### GOAL OF THE EXERCISE
Pick out every line in the data below that holds "الباب".

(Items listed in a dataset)
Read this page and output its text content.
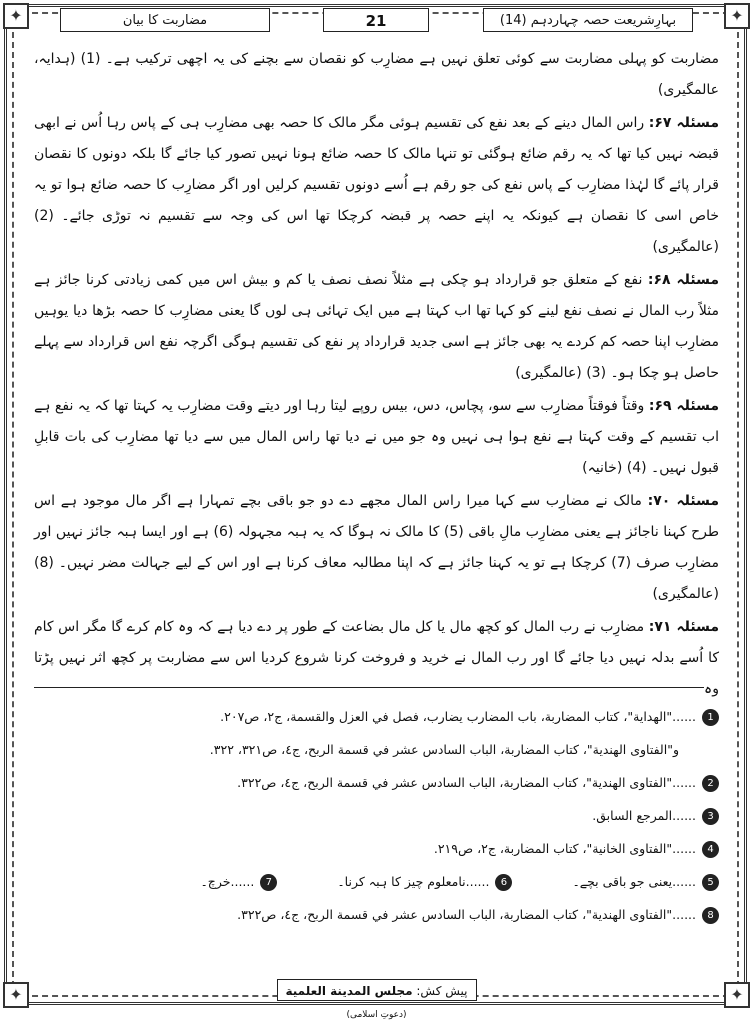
✦	✦
✦	✦
مضاربت کا بیان	21	بہارِشریعت حصہ چہاردہم (14)

مضاربت کو پہلی مضاربت سے کوئی تعلق نہیں ہے مضارِب کو نقصان سے بچنے کی یہ اچھی ترکیب ہے۔ (1) (ہدایہ، عالمگیری)

مسئلہ ۶۷: راس المال دینے کے بعد نفع کی تقسیم ہوئی مگر مالک کا حصہ بھی مضارِب ہی کے پاس رہا اُس نے ابھی قبضہ نہیں کیا تھا کہ یہ رقم ضائع ہوگئی تو تنہا مالک کا حصہ ضائع ہونا نہیں تصور کیا جائے گا بلکہ دونوں کا نقصان قرار پائے گا لہٰذا مضارِب کے پاس نفع کی جو رقم ہے اُسے دونوں تقسیم کرلیں اور اگر مضارِب کا حصہ ضائع ہوا تو یہ خاص اسی کا نقصان ہے کیونکہ یہ اپنے حصہ پر قبضہ کرچکا تھا اس کی وجہ سے تقسیم نہ توڑی جائے۔ (2) (عالمگیری)

مسئلہ ۶۸: نفع کے متعلق جو قرارداد ہو چکی ہے مثلاً نصف نصف یا کم و بیش اس میں کمی زیادتی کرنا جائز ہے مثلاً رب المال نے نصف نفع لینے کو کہا تھا اب کہتا ہے میں ایک تہائی ہی لوں گا یعنی مضارِب کا حصہ بڑھا دیا یوہیں مضارِب اپنا حصہ کم کردے یہ بھی جائز ہے اسی جدید قرارداد پر نفع کی تقسیم ہوگی اگرچہ نفع اس قرارداد سے پہلے حاصل ہو چکا ہو۔ (3) (عالمگیری)

مسئلہ ۶۹: وقتاً فوقتاً مضارِب سے سو، پچاس، دس، بیس روپے لیتا رہا اور دیتے وقت مضارِب یہ کہتا تھا کہ یہ نفع ہے اب تقسیم کے وقت کہتا ہے نفع ہوا ہی نہیں وہ جو میں نے دیا تھا راس المال میں سے دیا تھا مضارِب کی بات قابلِ قبول نہیں۔ (4) (خانیہ)

مسئلہ ۷۰: مالک نے مضارِب سے کہا میرا راس المال مجھے دے دو جو باقی بچے تمہارا ہے اگر مال موجود ہے اس طرح کہنا ناجائز ہے یعنی مضارِب مالِ باقی (5) کا مالک نہ ہوگا کہ یہ ہبہ مجہولہ (6) ہے اور ایسا ہبہ جائز نہیں اور مضارِب صرف (7) کرچکا ہے تو یہ کہنا جائز ہے کہ اپنا مطالبہ معاف کرنا ہے اور اس کے لیے جہالت مضر نہیں۔ (8) (عالمگیری)

مسئلہ ۷۱: مضارِب نے رب المال کو کچھ مال یا کل مال بضاعت کے طور پر دے دیا ہے کہ وہ کام کرے گا مگر اس کام کا اُسے بدلہ نہیں دیا جائے گا اور رب المال نے خرید و فروخت کرنا شروع کردیا اس سے مضاربت پر کچھ اثر نہیں پڑتا وہ

1......"الهداية"، كتاب المضاربة، باب المضارب يضارب، فصل في العزل والقسمة، ج٢، ص٢٠٧.
و"الفتاوى الهندية"، كتاب المضاربة، الباب السادس عشر في قسمة الربح، ج٤، ص٣٢١، ٣٢٢.
2......"الفتاوى الهندية"، كتاب المضاربة، الباب السادس عشر في قسمة الربح، ج٤، ص٣٢٢.
3......المرجع السابق.
4......"الفتاوى الخانية"، كتاب المضاربة، ج٢، ص٢١٩.
5......یعنی جو باقی بچے۔
6......نامعلوم چیز کا ہبہ کرنا۔
7......خرچ۔
8......"الفتاوى الهندية"، كتاب المضاربة، الباب السادس عشر في قسمة الربح، ج٤، ص٣٢٢.
پیش کش: مجلس المدينة العلمية (دعوتِ اسلامی)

### SOLUTION
و"الفتاوى الهندية"، كتاب المضاربة، الباب السادس عشر في قسمة الربح، ج٤، ص٣٢١، ٣٢٢.
2......"الفتاوى الهندية"، كتاب المضاربة، الباب السادس عشر في قسمة الربح، ج٤، ص٣٢٢.
8......"الفتاوى الهندية"، كتاب المضاربة، الباب السادس عشر في قسمة الربح، ج٤، ص٣٢٢.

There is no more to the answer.